» **BRIEF**
Wherever the word "from" appears in a line, extract that line.
─── DATA PROVIDED
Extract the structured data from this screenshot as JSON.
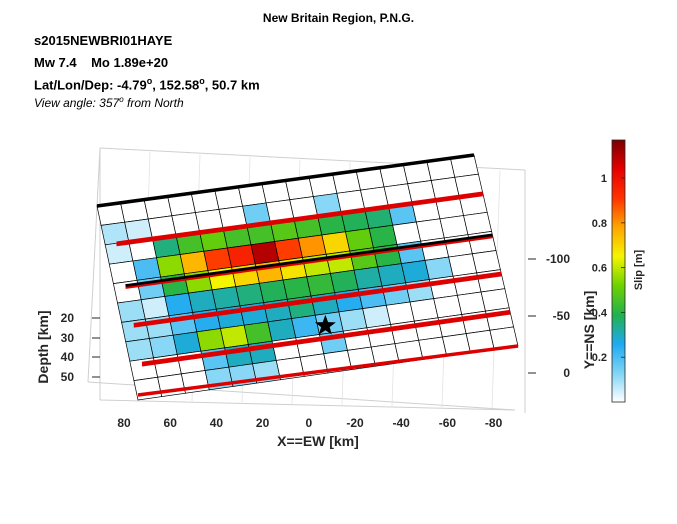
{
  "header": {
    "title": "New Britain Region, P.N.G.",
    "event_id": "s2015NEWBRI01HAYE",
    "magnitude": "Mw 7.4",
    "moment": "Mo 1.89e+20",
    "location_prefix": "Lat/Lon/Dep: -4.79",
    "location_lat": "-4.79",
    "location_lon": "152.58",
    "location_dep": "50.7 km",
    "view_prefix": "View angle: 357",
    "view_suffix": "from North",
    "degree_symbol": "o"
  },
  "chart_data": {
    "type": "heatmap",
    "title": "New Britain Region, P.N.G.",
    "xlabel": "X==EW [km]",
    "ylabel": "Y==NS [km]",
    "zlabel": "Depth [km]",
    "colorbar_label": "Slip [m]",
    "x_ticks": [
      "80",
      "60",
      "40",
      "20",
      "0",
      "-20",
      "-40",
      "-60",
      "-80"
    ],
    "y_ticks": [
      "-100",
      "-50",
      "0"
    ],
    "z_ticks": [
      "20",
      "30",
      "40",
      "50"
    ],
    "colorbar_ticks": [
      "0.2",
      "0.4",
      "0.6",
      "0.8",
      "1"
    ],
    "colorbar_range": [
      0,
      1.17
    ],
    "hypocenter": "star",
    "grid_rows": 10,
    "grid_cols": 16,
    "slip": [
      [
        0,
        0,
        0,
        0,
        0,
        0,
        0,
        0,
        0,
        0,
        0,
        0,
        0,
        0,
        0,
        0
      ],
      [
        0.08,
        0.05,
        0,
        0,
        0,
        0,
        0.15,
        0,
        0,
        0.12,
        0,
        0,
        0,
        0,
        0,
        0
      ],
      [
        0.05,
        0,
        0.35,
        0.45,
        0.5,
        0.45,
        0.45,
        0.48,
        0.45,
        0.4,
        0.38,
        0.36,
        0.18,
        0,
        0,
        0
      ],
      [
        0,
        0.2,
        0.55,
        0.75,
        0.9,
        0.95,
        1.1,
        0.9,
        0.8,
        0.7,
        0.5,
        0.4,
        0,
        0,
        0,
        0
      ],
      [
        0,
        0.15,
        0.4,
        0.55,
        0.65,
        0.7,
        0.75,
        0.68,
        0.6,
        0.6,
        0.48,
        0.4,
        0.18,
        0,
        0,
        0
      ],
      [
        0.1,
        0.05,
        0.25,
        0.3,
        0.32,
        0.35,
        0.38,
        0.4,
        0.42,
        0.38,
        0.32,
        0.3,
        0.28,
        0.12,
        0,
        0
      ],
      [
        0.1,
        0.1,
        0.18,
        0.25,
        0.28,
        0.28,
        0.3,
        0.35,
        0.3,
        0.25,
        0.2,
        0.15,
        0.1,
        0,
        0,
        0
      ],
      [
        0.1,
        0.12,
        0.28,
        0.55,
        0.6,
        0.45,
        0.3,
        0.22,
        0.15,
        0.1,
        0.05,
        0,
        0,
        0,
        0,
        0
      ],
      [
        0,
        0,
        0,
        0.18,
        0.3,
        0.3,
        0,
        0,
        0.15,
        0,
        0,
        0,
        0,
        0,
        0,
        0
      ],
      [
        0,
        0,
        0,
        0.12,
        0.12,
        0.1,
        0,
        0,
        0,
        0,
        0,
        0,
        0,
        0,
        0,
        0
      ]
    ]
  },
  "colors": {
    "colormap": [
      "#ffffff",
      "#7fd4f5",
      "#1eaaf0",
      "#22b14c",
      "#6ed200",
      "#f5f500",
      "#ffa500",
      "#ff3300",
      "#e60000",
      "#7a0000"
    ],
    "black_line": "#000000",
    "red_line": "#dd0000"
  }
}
──────
» **WRITTEN RESPONSE**
Extract the structured data from this screenshot as JSON.
    "view_suffix": "from North",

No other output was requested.